AIM OF THE TASK:
From the entries below, please gather each line containing the string "暂未取得教师资格证的应聘人员在报名时须提供教师资格考试合格证".

start SOURCE RECORDS

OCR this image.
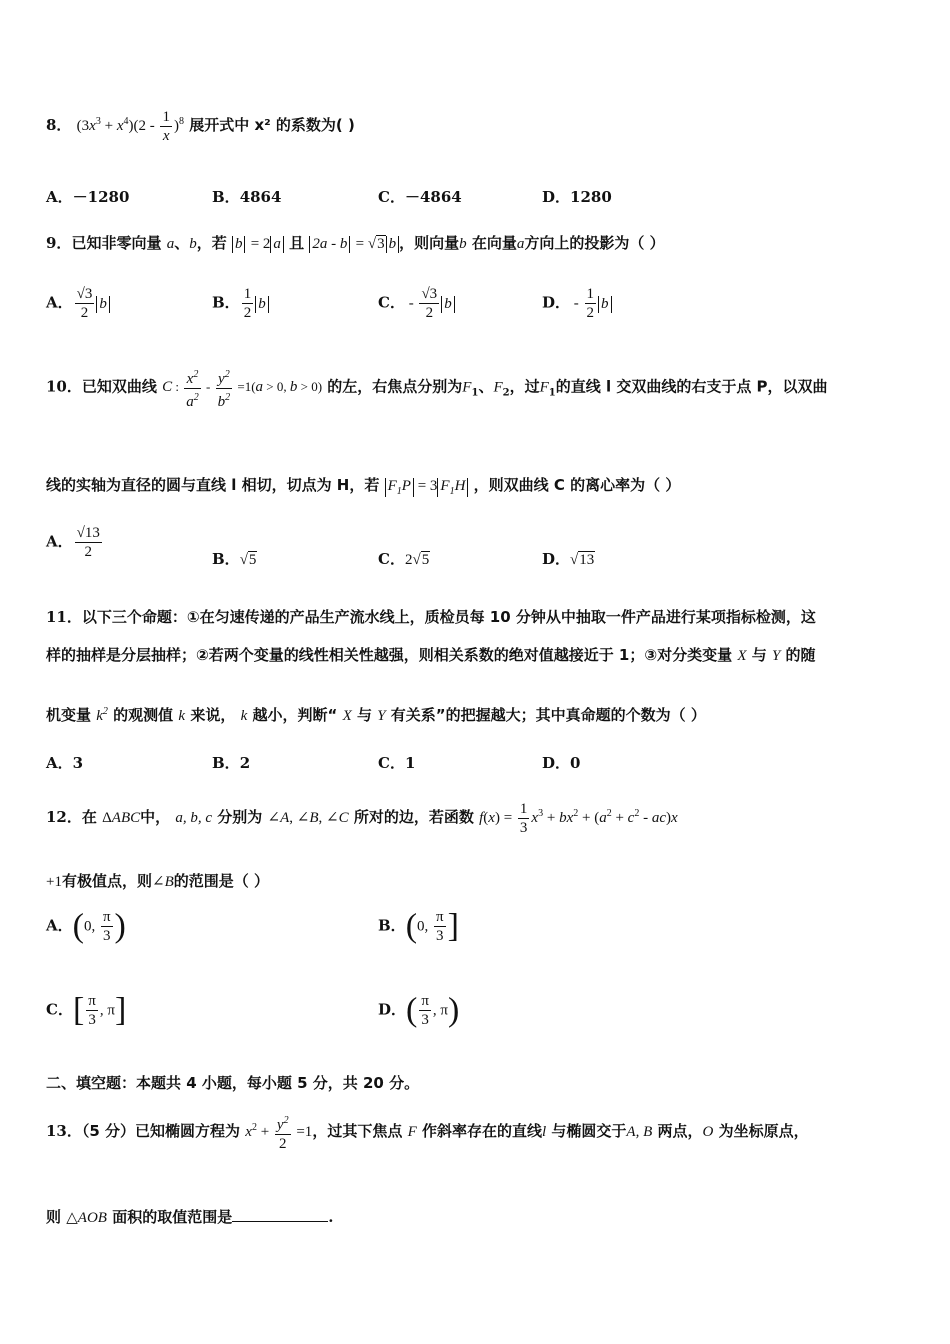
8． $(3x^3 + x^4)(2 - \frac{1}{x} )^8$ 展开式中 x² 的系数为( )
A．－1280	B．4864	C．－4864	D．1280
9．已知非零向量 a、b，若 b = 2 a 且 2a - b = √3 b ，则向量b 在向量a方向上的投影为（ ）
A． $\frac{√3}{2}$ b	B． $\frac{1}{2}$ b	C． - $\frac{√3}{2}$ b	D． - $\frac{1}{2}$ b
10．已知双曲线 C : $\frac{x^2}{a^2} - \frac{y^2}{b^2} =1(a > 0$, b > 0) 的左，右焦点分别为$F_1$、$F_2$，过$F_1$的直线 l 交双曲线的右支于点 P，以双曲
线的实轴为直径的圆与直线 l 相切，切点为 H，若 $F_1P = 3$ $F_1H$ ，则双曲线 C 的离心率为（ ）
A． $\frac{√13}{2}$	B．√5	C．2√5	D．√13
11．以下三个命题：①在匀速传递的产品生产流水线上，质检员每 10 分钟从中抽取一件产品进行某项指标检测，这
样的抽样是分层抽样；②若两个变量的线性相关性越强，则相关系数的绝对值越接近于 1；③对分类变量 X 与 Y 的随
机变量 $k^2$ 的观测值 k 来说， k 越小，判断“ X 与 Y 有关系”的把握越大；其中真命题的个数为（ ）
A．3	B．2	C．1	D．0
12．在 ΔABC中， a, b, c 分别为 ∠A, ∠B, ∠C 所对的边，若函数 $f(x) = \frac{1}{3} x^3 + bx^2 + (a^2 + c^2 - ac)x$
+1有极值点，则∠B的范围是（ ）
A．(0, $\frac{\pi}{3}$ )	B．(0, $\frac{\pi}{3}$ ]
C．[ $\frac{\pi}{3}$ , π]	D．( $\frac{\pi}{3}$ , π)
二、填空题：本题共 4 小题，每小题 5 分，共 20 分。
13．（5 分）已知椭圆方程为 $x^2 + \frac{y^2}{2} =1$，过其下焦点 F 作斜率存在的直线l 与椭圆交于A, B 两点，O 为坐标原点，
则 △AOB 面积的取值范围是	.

end SOURCE RECORDS
start SOURCE RECORDS

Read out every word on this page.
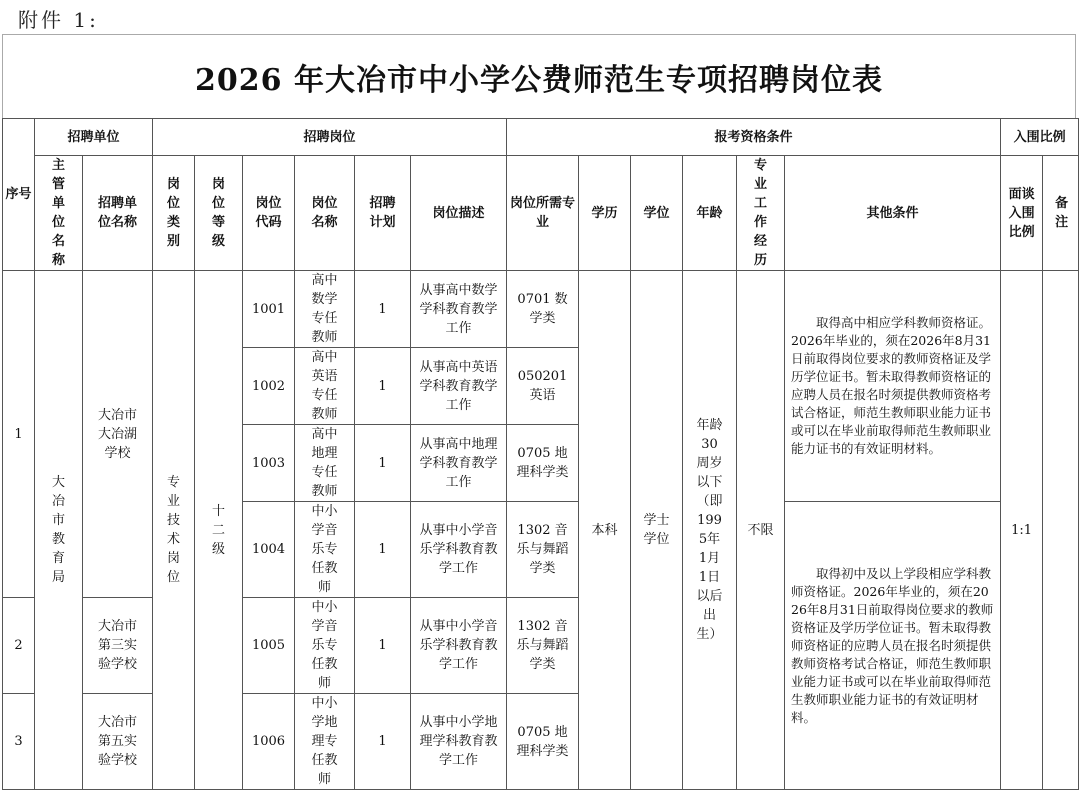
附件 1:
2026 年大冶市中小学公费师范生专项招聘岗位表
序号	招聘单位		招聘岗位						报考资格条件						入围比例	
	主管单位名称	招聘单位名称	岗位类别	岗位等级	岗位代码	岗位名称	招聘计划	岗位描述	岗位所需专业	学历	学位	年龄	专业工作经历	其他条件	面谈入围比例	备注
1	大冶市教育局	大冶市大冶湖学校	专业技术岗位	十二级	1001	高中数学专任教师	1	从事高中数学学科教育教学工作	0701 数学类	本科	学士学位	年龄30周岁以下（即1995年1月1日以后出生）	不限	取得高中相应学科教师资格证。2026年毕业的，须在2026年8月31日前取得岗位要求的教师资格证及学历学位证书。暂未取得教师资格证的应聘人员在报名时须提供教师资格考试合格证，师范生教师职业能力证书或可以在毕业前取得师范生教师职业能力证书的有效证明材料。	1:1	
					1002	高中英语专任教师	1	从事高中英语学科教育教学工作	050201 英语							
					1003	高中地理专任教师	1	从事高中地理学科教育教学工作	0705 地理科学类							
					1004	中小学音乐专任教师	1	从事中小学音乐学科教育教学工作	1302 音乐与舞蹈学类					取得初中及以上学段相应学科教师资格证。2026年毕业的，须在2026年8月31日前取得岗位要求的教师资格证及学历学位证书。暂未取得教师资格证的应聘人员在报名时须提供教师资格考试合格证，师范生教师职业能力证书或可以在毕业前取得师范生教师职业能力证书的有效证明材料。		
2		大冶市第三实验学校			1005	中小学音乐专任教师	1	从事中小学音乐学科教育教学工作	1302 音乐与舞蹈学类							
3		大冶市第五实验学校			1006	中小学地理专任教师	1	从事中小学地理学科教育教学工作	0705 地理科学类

end SOURCE RECORDS

ANSWER:
1	大冶市教育局	大冶市大冶湖学校	专业技术岗位	十二级	1001	高中数学专任教师	1	从事高中数学学科教育教学工作	0701 数学类	本科	学士学位	年龄30周岁以下（即1995年1月1日以后出生）	不限	取得高中相应学科教师资格证。2026年毕业的，须在2026年8月31日前取得岗位要求的教师资格证及学历学位证书。暂未取得教师资格证的应聘人员在报名时须提供教师资格考试合格证，师范生教师职业能力证书或可以在毕业前取得师范生教师职业能力证书的有效证明材料。	1:1	
					1004	中小学音乐专任教师	1	从事中小学音乐学科教育教学工作	1302 音乐与舞蹈学类					取得初中及以上学段相应学科教师资格证。2026年毕业的，须在2026年8月31日前取得岗位要求的教师资格证及学历学位证书。暂未取得教师资格证的应聘人员在报名时须提供教师资格考试合格证，师范生教师职业能力证书或可以在毕业前取得师范生教师职业能力证书的有效证明材料。		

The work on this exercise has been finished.